La generazione ribelle

Lo storico Davide Conti è l’autore di un volume, edito dall’ANPPIA, dal titolo: “La generazione ribelle” in cui, già nell’introduzione si chiarisce lo scopo del libro, quello cioè di raccontare la storia di un gruppo di giovani livornesi militanti comunisti dalla lotta antifascista alla resistenza. Una vicenda correlata a quella di alcuni giovani sacerdoti arrivati, per altre vie, allo stesso impegno.

Una generazione ribelle che si concretizza nella vita di Nelusco Giachini, Bino Raugi, Giovanni Geppetti, Mario Lenzi, Garibaldo Benifei, e in quella di don Roberto Angeli, di don Antonio Vellutini, di don Amedeo Tintori e di altri che tramite le loro scelte individuali vogliono creare “una società nuova, aperta, libera e democratica che non avevano mai vista in Italia…..”.

> _CONSEGNA_
Riscrivi il passo dell'estratto sulla generazione ribelle da "Lo storico Davide" a "allo stesso impegno.", sostituendo "livornesi" con "toscani".

> _RIGHE_
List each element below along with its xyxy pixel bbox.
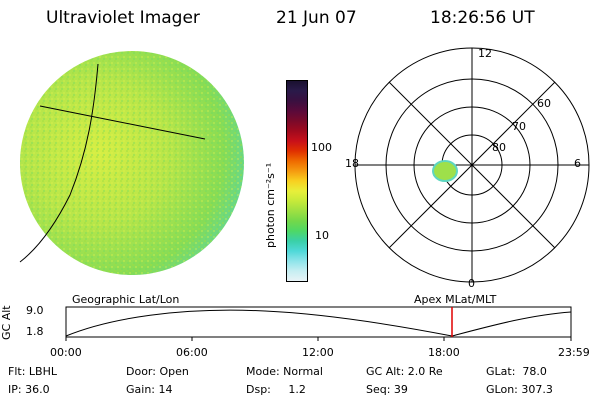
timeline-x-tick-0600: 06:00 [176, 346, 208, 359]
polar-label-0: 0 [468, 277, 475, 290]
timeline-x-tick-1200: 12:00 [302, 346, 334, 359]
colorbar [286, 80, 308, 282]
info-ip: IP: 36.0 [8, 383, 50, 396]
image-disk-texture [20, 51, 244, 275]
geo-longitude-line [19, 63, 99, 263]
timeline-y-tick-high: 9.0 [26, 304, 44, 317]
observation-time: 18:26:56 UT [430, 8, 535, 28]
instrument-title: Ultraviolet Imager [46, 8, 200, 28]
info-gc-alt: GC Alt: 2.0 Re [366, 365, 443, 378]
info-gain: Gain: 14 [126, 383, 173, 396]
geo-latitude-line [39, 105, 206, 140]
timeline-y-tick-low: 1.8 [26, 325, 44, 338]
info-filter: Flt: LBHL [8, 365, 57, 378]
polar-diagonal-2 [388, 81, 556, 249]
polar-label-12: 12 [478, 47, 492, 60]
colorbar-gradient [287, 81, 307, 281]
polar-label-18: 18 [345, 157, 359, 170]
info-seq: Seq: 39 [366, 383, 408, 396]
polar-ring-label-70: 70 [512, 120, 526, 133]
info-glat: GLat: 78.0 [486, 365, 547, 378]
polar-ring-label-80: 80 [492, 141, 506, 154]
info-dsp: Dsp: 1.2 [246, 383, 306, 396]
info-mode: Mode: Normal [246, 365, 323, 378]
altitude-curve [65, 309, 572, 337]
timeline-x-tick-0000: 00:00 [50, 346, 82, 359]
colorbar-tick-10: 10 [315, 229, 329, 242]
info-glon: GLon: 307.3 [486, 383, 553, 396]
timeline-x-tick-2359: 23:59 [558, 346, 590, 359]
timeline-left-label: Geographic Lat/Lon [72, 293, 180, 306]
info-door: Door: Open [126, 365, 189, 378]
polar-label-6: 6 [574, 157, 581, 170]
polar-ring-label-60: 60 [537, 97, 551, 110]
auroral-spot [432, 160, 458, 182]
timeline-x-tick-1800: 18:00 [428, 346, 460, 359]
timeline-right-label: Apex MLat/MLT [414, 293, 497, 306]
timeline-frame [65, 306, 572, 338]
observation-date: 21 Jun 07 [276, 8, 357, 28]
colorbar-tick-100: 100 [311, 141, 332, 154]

> _RISPOSTA_
Lo storico Davide Conti è l’autore di un volume, edito dall’ANPPIA, dal titolo: “La generazione ribelle” in cui, già nell’introduzione si chiarisce lo scopo del libro, quello cioè di raccontare la storia di un gruppo di giovani toscani militanti comunisti dalla lotta antifascista alla resistenza. Una vicenda correlata a quella di alcuni giovani sacerdoti arrivati, per altre vie, allo stesso impegno.